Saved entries
begin
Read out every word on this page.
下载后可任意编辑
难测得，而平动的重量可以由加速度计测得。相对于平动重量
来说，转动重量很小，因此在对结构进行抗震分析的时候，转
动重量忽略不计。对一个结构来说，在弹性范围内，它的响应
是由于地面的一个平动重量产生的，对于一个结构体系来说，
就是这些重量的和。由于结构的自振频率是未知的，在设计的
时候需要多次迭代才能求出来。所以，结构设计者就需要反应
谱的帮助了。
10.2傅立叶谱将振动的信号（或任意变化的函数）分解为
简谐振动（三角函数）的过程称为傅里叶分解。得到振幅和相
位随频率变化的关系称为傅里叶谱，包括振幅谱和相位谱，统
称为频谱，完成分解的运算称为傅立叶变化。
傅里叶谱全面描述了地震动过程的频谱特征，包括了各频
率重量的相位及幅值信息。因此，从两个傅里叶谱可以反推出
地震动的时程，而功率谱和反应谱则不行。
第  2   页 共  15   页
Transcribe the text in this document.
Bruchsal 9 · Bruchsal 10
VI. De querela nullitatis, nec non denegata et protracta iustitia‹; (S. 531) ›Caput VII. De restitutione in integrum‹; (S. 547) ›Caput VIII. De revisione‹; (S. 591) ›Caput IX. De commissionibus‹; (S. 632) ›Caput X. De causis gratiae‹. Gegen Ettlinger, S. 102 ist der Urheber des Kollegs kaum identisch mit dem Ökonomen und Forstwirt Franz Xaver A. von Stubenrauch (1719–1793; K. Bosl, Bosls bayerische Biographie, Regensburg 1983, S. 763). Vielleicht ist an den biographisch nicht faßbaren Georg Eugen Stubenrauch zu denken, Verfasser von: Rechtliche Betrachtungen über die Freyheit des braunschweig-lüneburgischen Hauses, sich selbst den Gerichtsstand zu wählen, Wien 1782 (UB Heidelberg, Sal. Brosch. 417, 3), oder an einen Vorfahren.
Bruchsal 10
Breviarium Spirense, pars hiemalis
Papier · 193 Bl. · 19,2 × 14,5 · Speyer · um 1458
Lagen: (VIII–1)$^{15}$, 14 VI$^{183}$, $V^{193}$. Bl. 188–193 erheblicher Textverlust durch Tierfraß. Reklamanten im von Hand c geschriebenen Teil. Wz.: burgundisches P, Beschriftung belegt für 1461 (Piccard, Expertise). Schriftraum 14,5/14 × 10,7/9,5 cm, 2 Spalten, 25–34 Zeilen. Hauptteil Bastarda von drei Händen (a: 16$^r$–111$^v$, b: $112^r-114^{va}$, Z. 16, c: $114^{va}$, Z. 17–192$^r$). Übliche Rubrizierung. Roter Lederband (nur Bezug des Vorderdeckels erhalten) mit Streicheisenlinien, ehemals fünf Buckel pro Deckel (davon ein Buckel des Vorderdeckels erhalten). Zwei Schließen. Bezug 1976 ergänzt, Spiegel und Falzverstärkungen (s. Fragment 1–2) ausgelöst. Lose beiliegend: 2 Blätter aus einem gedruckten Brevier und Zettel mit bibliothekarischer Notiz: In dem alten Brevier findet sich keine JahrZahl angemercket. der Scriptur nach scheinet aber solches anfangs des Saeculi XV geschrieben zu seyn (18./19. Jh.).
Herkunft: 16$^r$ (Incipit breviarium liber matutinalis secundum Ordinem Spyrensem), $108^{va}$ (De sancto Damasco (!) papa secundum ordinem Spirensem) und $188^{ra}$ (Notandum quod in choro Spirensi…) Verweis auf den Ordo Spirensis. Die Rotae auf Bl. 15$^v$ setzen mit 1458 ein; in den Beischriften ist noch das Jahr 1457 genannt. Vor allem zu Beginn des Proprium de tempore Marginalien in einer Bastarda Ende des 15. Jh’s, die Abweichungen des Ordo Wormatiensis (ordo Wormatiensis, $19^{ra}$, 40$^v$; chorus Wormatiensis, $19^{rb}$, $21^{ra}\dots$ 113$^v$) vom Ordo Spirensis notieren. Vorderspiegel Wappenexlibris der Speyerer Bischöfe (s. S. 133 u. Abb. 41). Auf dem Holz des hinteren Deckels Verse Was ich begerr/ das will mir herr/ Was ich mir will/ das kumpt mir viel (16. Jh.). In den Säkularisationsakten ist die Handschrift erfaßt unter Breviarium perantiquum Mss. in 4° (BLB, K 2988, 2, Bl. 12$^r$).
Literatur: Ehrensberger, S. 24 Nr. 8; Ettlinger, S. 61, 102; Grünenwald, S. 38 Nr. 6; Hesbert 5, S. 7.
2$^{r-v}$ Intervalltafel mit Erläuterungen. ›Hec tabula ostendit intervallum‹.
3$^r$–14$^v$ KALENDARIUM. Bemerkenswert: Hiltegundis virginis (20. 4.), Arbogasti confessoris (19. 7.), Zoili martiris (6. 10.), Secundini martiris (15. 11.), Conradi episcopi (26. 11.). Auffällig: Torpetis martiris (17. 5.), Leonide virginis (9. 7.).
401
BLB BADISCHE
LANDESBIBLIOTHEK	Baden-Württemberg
end
Reproduce each line of the material above precisely.

- [Exercise answer]:
Read out every word on this page.
下载后可任意编辑
难测得，而平动的重量可以由加速度计测得。相对于平动重量
来说，转动重量很小，因此在对结构进行抗震分析的时候，转
动重量忽略不计。对一个结构来说，在弹性范围内，它的响应
是由于地面的一个平动重量产生的，对于一个结构体系来说，
就是这些重量的和。由于结构的自振频率是未知的，在设计的
时候需要多次迭代才能求出来。所以，结构设计者就需要反应
谱的帮助了。
10.2傅立叶谱将振动的信号（或任意变化的函数）分解为
简谐振动（三角函数）的过程称为傅里叶分解。得到振幅和相
位随频率变化的关系称为傅里叶谱，包括振幅谱和相位谱，统
称为频谱，完成分解的运算称为傅立叶变化。
傅里叶谱全面描述了地震动过程的频谱特征，包括了各频
率重量的相位及幅值信息。因此，从两个傅里叶谱可以反推出
地震动的时程，而功率谱和反应谱则不行。
第  2   页 共  15   页
Transcribe the text in this document.
Bruchsal 9 · Bruchsal 10
VI. De querela nullitatis, nec non denegata et protracta iustitia‹; (S. 531) ›Caput VII. De restitutione in integrum‹; (S. 547) ›Caput VIII. De revisione‹; (S. 591) ›Caput IX. De commissionibus‹; (S. 632) ›Caput X. De causis gratiae‹. Gegen Ettlinger, S. 102 ist der Urheber des Kollegs kaum identisch mit dem Ökonomen und Forstwirt Franz Xaver A. von Stubenrauch (1719–1793; K. Bosl, Bosls bayerische Biographie, Regensburg 1983, S. 763). Vielleicht ist an den biographisch nicht faßbaren Georg Eugen Stubenrauch zu denken, Verfasser von: Rechtliche Betrachtungen über die Freyheit des braunschweig-lüneburgischen Hauses, sich selbst den Gerichtsstand zu wählen, Wien 1782 (UB Heidelberg, Sal. Brosch. 417, 3), oder an einen Vorfahren.
Bruchsal 10
Breviarium Spirense, pars hiemalis
Papier · 193 Bl. · 19,2 × 14,5 · Speyer · um 1458
Lagen: (VIII–1)$^{15}$, 14 VI$^{183}$, $V^{193}$. Bl. 188–193 erheblicher Textverlust durch Tierfraß. Reklamanten im von Hand c geschriebenen Teil. Wz.: burgundisches P, Beschriftung belegt für 1461 (Piccard, Expertise). Schriftraum 14,5/14 × 10,7/9,5 cm, 2 Spalten, 25–34 Zeilen. Hauptteil Bastarda von drei Händen (a: 16$^r$–111$^v$, b: $112^r-114^{va}$, Z. 16, c: $114^{va}$, Z. 17–192$^r$). Übliche Rubrizierung. Roter Lederband (nur Bezug des Vorderdeckels erhalten) mit Streicheisenlinien, ehemals fünf Buckel pro Deckel (davon ein Buckel des Vorderdeckels erhalten). Zwei Schließen. Bezug 1976 ergänzt, Spiegel und Falzverstärkungen (s. Fragment 1–2) ausgelöst. Lose beiliegend: 2 Blätter aus einem gedruckten Brevier und Zettel mit bibliothekarischer Notiz: In dem alten Brevier findet sich keine JahrZahl angemercket. der Scriptur nach scheinet aber solches anfangs des Saeculi XV geschrieben zu seyn (18./19. Jh.).
Herkunft: 16$^r$ (Incipit breviarium liber matutinalis secundum Ordinem Spyrensem), $108^{va}$ (De sancto Damasco (!) papa secundum ordinem Spirensem) und $188^{ra}$ (Notandum quod in choro Spirensi…) Verweis auf den Ordo Spirensis. Die Rotae auf Bl. 15$^v$ setzen mit 1458 ein; in den Beischriften ist noch das Jahr 1457 genannt. Vor allem zu Beginn des Proprium de tempore Marginalien in einer Bastarda Ende des 15. Jh’s, die Abweichungen des Ordo Wormatiensis (ordo Wormatiensis, $19^{ra}$, 40$^v$; chorus Wormatiensis, $19^{rb}$, $21^{ra}\dots$ 113$^v$) vom Ordo Spirensis notieren. Vorderspiegel Wappenexlibris der Speyerer Bischöfe (s. S. 133 u. Abb. 41). Auf dem Holz des hinteren Deckels Verse Was ich begerr/ das will mir herr/ Was ich mir will/ das kumpt mir viel (16. Jh.). In den Säkularisationsakten ist die Handschrift erfaßt unter Breviarium perantiquum Mss. in 4° (BLB, K 2988, 2, Bl. 12$^r$).
Literatur: Ehrensberger, S. 24 Nr. 8; Ettlinger, S. 61, 102; Grünenwald, S. 38 Nr. 6; Hesbert 5, S. 7.
2$^{r-v}$ Intervalltafel mit Erläuterungen. ›Hec tabula ostendit intervallum‹.
3$^r$–14$^v$ KALENDARIUM. Bemerkenswert: Hiltegundis virginis (20. 4.), Arbogasti confessoris (19. 7.), Zoili martiris (6. 10.), Secundini martiris (15. 11.), Conradi episcopi (26. 11.). Auffällig: Torpetis martiris (17. 5.), Leonide virginis (9. 7.).
401
BLB BADISCHE
LANDESBIBLIOTHEK	Baden-Württemberg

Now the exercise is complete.